• [OBJECTIVE] Exclude the pictures, then copy all remaining records exactly.

Dataset items
========
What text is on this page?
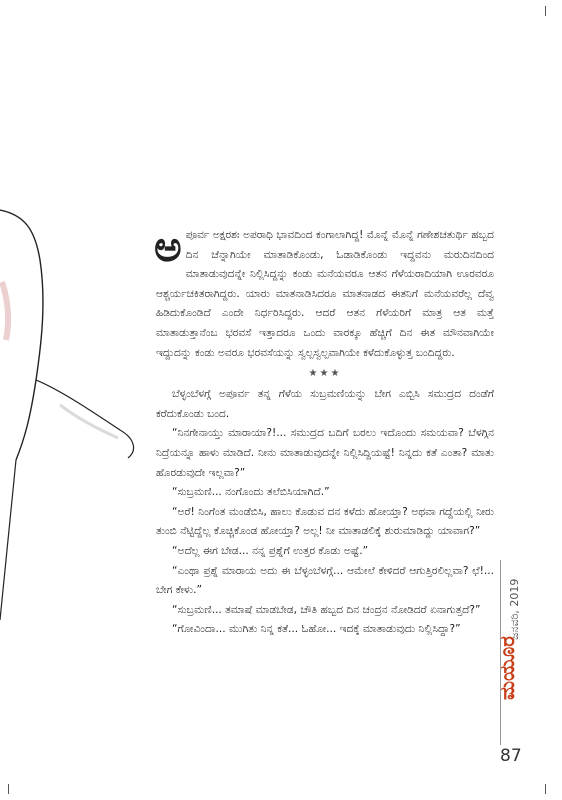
ಅಪೂರ್ವ ಅಕ್ಷರಶಃ ಅಪರಾಧಿ ಭಾವದಿಂದ ಕಂಗಾಲಾಗಿದ್ದ! ಮೊನ್ನೆ ಮೊನ್ನೆ ಗಣೇಶಚತುರ್ಥಿ ಹಬ್ಬದ ದಿನ ಚೆನ್ನಾಗಿಯೇ ಮಾತಾಡಿಕೊಂಡು, ಓಡಾಡಿಕೊಂಡು ಇದ್ದವನು ಮರುದಿನದಿಂದ ಮಾತಾಡುವುದನ್ನೇ ನಿಲ್ಲಿಸಿದ್ದನ್ನು ಕಂಡು ಮನೆಯವರೂ ಆತನ ಗೆಳೆಯರಾದಿಯಾಗಿ ಊರವರೂ ಆಶ್ಚರ್ಯಚಕಿತರಾಗಿದ್ದರು. ಯಾರು ಮಾತನಾಡಿಸಿದರೂ ಮಾತನಾಡದ ಈತನಿಗೆ ಮನೆಯವರೆಲ್ಲ ದೆವ್ವ ಹಿಡಿದುಕೊಂಡಿದೆ ಎಂದೇ ನಿರ್ಧರಿಸಿದ್ದರು. ಆದರೆ ಆತನ ಗೆಳೆಯರಿಗೆ ಮಾತ್ರ ಆತ ಮತ್ತೆ ಮಾತಾಡುತ್ತಾನೆಂಬ ಭರವಸೆ ಇತ್ತಾದರೂ ಒಂದು ವಾರಕ್ಕೂ ಹೆಚ್ಚಿಗೆ ದಿನ ಈತ ಮೌನವಾಗಿಯೇ ಇದ್ದುದನ್ನು ಕಂಡು ಅವರೂ ಭರವಸೆಯನ್ನು ಸ್ವಲ್ಪಸ್ವಲ್ಪವಾಗಿಯೇ ಕಳೆದುಕೊಳ್ಳುತ್ತ ಬಂದಿದ್ದರು.

★★★

ಬೆಳ್ಳಂಬೆಳಗ್ಗೆ ಅಪೂರ್ವ ತನ್ನ ಗೆಳೆಯ ಸುಬ್ರಮಣಿಯನ್ನು ಬೇಗ ಎಬ್ಬಿಸಿ ಸಮುದ್ರದ ದಂಡೆಗೆ ಕರೆದುಕೊಂಡು ಬಂದ.

“ನಿನಗೇನಾಯ್ತು ಮಾರಾಯಾ?!... ಸಮುದ್ರದ ಬದಿಗೆ ಬರಲು ಇದೊಂದು ಸಮಯವಾ? ಬೆಳಗ್ಗಿನ ನಿದ್ರೆಯನ್ನೂ ಹಾಳು ಮಾಡಿದೆ. ನೀನು ಮಾತಾಡುವುದನ್ನೇ ನಿಲ್ಲಿಸಿದ್ದಿಯಷ್ಟೆ! ನಿನ್ನದು ಕತೆ ಎಂತಾ? ಮಾತು ಹೊರಡುವುದೇ ಇಲ್ಲವಾ?”

“ಸುಬ್ರಮಣಿ... ನಂಗೊಂದು ತಲೆಬಿಸಿಯಾಗಿದೆ.”

“ಅರೆ! ನಿಂಗೆಂತ ಮಂಡೆಬಿಸಿ, ಹಾಲು ಕೊಡುವ ದನ ಕಳೆದು ಹೋಯ್ತಾ? ಅಥವಾ ಗದ್ದೆಯಲ್ಲಿ ನೀರು ತುಂಬಿ ನೆಟ್ಟಿದ್ದೆಲ್ಲ ಕೊಚ್ಚಿಕೊಂಡ ಹೋಯ್ತಾ? ಅಲ್ಲ! ನೀ ಮಾತಾಡಲಿಕ್ಕೆ ಶುರುಮಾಡಿದ್ದು ಯಾವಾಗ?”

“ಅದೆಲ್ಲ ಈಗ ಬೇಡ... ನನ್ನ ಪ್ರಶ್ನೆಗೆ ಉತ್ತರ ಕೊಡು ಅಷ್ಟೆ.”

“ಎಂಥಾ ಪ್ರಶ್ನೆ ಮಾರಾಯ ಅದು ಈ ಬೆಳ್ಳಂಬೆಳಗ್ಗೆ... ಆಮೇಲೆ ಕೇಳಿದರೆ ಆಗುತ್ತಿರಲಿಲ್ಲವಾ? ಛೆ!... ಬೇಗ ಕೇಳು.”

“ಸುಬ್ರಮಣಿ... ತಮಾಷೆ ಮಾಡಬೇಡ, ಚೌತಿ ಹಬ್ಬದ ದಿನ ಚಂದ್ರನ ನೋಡಿದರೆ ಏನಾಗುತ್ತದೆ?”

“ಗೋವಿಂದಾ... ಮುಗಿತು ನಿನ್ನ ಕತೆ... ಓಹೋ... ಇದಕ್ಕೆ ಮಾತಾಡುವುದು ನಿಲ್ಲಿಸಿದ್ದಾ?”	ಜನವರಿ, 2019
ಮಯೂರ
87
========
• [WRITTEN SOLUTION]
What text is on this page?
ಅಪೂರ್ವ ಅಕ್ಷರಶಃ ಅಪರಾಧಿ ಭಾವದಿಂದ ಕಂಗಾಲಾಗಿದ್ದ! ಮೊನ್ನೆ ಮೊನ್ನೆ ಗಣೇಶಚತುರ್ಥಿ ಹಬ್ಬದ ದಿನ ಚೆನ್ನಾಗಿಯೇ ಮಾತಾಡಿಕೊಂಡು, ಓಡಾಡಿಕೊಂಡು ಇದ್ದವನು ಮರುದಿನದಿಂದ ಮಾತಾಡುವುದನ್ನೇ ನಿಲ್ಲಿಸಿದ್ದನ್ನು ಕಂಡು ಮನೆಯವರೂ ಆತನ ಗೆಳೆಯರಾದಿಯಾಗಿ ಊರವರೂ ಆಶ್ಚರ್ಯಚಕಿತರಾಗಿದ್ದರು. ಯಾರು ಮಾತನಾಡಿಸಿದರೂ ಮಾತನಾಡದ ಈತನಿಗೆ ಮನೆಯವರೆಲ್ಲ ದೆವ್ವ ಹಿಡಿದುಕೊಂಡಿದೆ ಎಂದೇ ನಿರ್ಧರಿಸಿದ್ದರು. ಆದರೆ ಆತನ ಗೆಳೆಯರಿಗೆ ಮಾತ್ರ ಆತ ಮತ್ತೆ ಮಾತಾಡುತ್ತಾನೆಂಬ ಭರವಸೆ ಇತ್ತಾದರೂ ಒಂದು ವಾರಕ್ಕೂ ಹೆಚ್ಚಿಗೆ ದಿನ ಈತ ಮೌನವಾಗಿಯೇ ಇದ್ದುದನ್ನು ಕಂಡು ಅವರೂ ಭರವಸೆಯನ್ನು ಸ್ವಲ್ಪಸ್ವಲ್ಪವಾಗಿಯೇ ಕಳೆದುಕೊಳ್ಳುತ್ತ ಬಂದಿದ್ದರು.

★★★

ಬೆಳ್ಳಂಬೆಳಗ್ಗೆ ಅಪೂರ್ವ ತನ್ನ ಗೆಳೆಯ ಸುಬ್ರಮಣಿಯನ್ನು ಬೇಗ ಎಬ್ಬಿಸಿ ಸಮುದ್ರದ ದಂಡೆಗೆ ಕರೆದುಕೊಂಡು ಬಂದ.

“ನಿನಗೇನಾಯ್ತು ಮಾರಾಯಾ?!... ಸಮುದ್ರದ ಬದಿಗೆ ಬರಲು ಇದೊಂದು ಸಮಯವಾ? ಬೆಳಗ್ಗಿನ ನಿದ್ರೆಯನ್ನೂ ಹಾಳು ಮಾಡಿದೆ. ನೀನು ಮಾತಾಡುವುದನ್ನೇ ನಿಲ್ಲಿಸಿದ್ದಿಯಷ್ಟೆ! ನಿನ್ನದು ಕತೆ ಎಂತಾ? ಮಾತು ಹೊರಡುವುದೇ ಇಲ್ಲವಾ?”

“ಸುಬ್ರಮಣಿ... ನಂಗೊಂದು ತಲೆಬಿಸಿಯಾಗಿದೆ.”

“ಅರೆ! ನಿಂಗೆಂತ ಮಂಡೆಬಿಸಿ, ಹಾಲು ಕೊಡುವ ದನ ಕಳೆದು ಹೋಯ್ತಾ? ಅಥವಾ ಗದ್ದೆಯಲ್ಲಿ ನೀರು ತುಂಬಿ ನೆಟ್ಟಿದ್ದೆಲ್ಲ ಕೊಚ್ಚಿಕೊಂಡ ಹೋಯ್ತಾ? ಅಲ್ಲ! ನೀ ಮಾತಾಡಲಿಕ್ಕೆ ಶುರುಮಾಡಿದ್ದು ಯಾವಾಗ?”

“ಅದೆಲ್ಲ ಈಗ ಬೇಡ... ನನ್ನ ಪ್ರಶ್ನೆಗೆ ಉತ್ತರ ಕೊಡು ಅಷ್ಟೆ.”

“ಎಂಥಾ ಪ್ರಶ್ನೆ ಮಾರಾಯ ಅದು ಈ ಬೆಳ್ಳಂಬೆಳಗ್ಗೆ... ಆಮೇಲೆ ಕೇಳಿದರೆ ಆಗುತ್ತಿರಲಿಲ್ಲವಾ? ಛೆ!... ಬೇಗ ಕೇಳು.”

“ಸುಬ್ರಮಣಿ... ತಮಾಷೆ ಮಾಡಬೇಡ, ಚೌತಿ ಹಬ್ಬದ ದಿನ ಚಂದ್ರನ ನೋಡಿದರೆ ಏನಾಗುತ್ತದೆ?”

“ಗೋವಿಂದಾ... ಮುಗಿತು ನಿನ್ನ ಕತೆ... ಓಹೋ... ಇದಕ್ಕೆ ಮಾತಾಡುವುದು ನಿಲ್ಲಿಸಿದ್ದಾ?”	ಜನವರಿ, 2019
ಮಯೂರ
87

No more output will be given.